Goal >> Reproduce the entries word for word, and omit any picture you find in them.

--- Begin Material provided ---

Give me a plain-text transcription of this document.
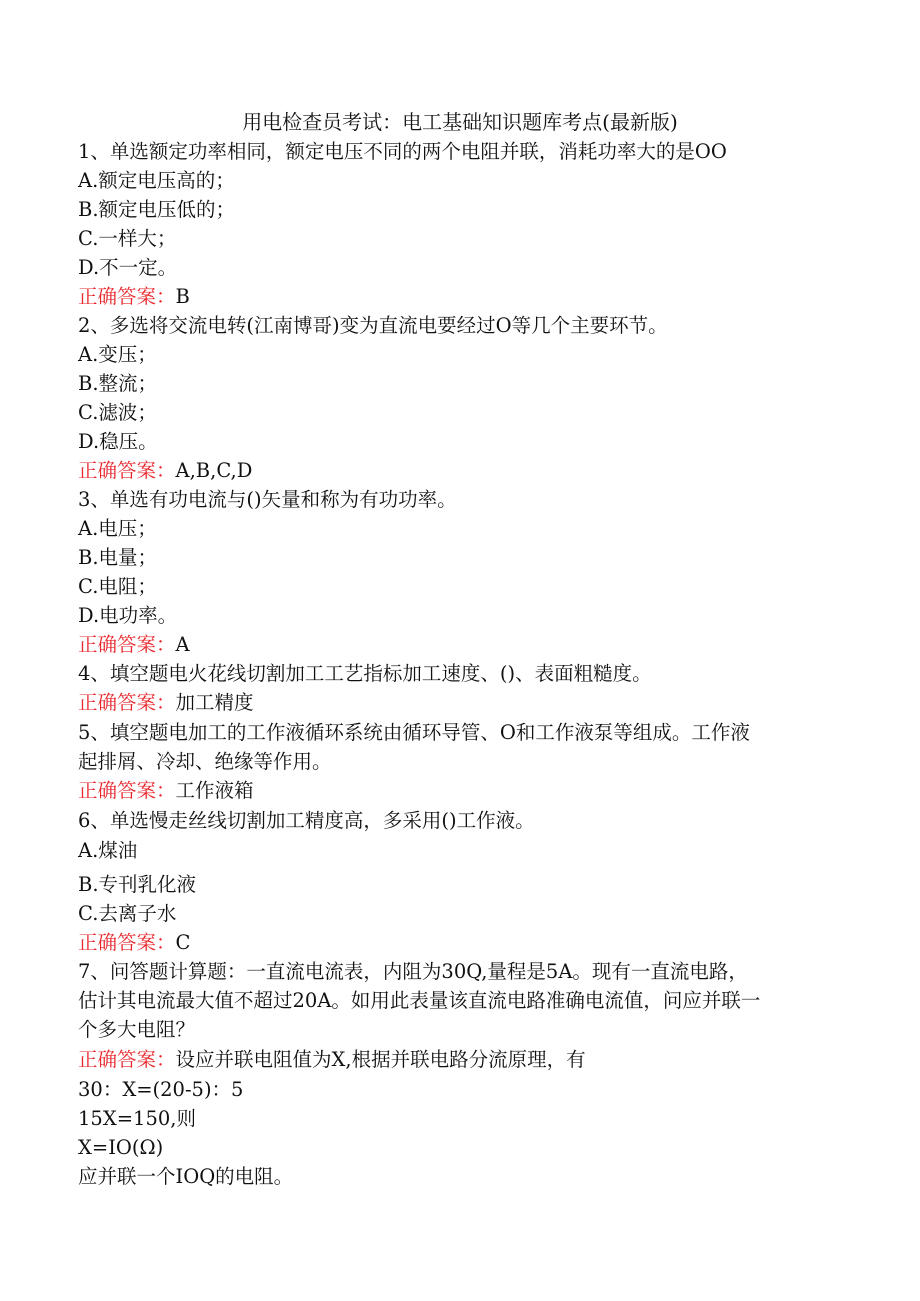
用电检查员考试：电工基础知识题库考点(最新版)
1、单选额定功率相同，额定电压不同的两个电阻并联，消耗功率大的是OO
A.额定电压高的；
B.额定电压低的；
C.一样大；
D.不一定。
正确答案：B
2、多选将交流电转(江南博哥)变为直流电要经过O等几个主要环节。
A.变压；
B.整流；
C.滤波；
D.稳压。
正确答案：A,B,C,D
3、单选有功电流与()矢量和称为有功功率。
A.电压；
B.电量；
C.电阻；
D.电功率。
正确答案：A
4、填空题电火花线切割加工工艺指标加工速度、()、表面粗糙度。
正确答案：加工精度
5、填空题电加工的工作液循环系统由循环导管、O和工作液泵等组成。工作液
起排屑、冷却、绝缘等作用。
正确答案：工作液箱
6、单选慢走丝线切割加工精度高，多采用()工作液。
A.煤油
B.专刊乳化液
C.去离子水
正确答案：C
7、问答题计算题：一直流电流表，内阻为30Q,量程是5A。现有一直流电路，
估计其电流最大值不超过20A。如用此表量该直流电路准确电流值，问应并联一
个多大电阻？
正确答案：设应并联电阻值为X,根据并联电路分流原理，有
30：X=(20-5)：5
15X=150,则
X=IO(Ω)
应并联一个IOQ的电阻。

--- End Material provided ---

Exercise result >>
Give me a plain-text transcription of this document.
用电检查员考试：电工基础知识题库考点(最新版)
1、单选额定功率相同，额定电压不同的两个电阻并联，消耗功率大的是OO
A.额定电压高的；
B.额定电压低的；
C.一样大；
D.不一定。
正确答案：B
2、多选将交流电转(江南博哥)变为直流电要经过O等几个主要环节。
A.变压；
B.整流；
C.滤波；
D.稳压。
正确答案：A,B,C,D
3、单选有功电流与()矢量和称为有功功率。
A.电压；
B.电量；
C.电阻；
D.电功率。
正确答案：A
4、填空题电火花线切割加工工艺指标加工速度、()、表面粗糙度。
正确答案：加工精度
5、填空题电加工的工作液循环系统由循环导管、O和工作液泵等组成。工作液
起排屑、冷却、绝缘等作用。
正确答案：工作液箱
6、单选慢走丝线切割加工精度高，多采用()工作液。
A.煤油
B.专刊乳化液
C.去离子水
正确答案：C
7、问答题计算题：一直流电流表，内阻为30Q,量程是5A。现有一直流电路，
估计其电流最大值不超过20A。如用此表量该直流电路准确电流值，问应并联一
个多大电阻？
正确答案：设应并联电阻值为X,根据并联电路分流原理，有
30：X=(20-5)：5
15X=150,则
X=IO(Ω)
应并联一个IOQ的电阻。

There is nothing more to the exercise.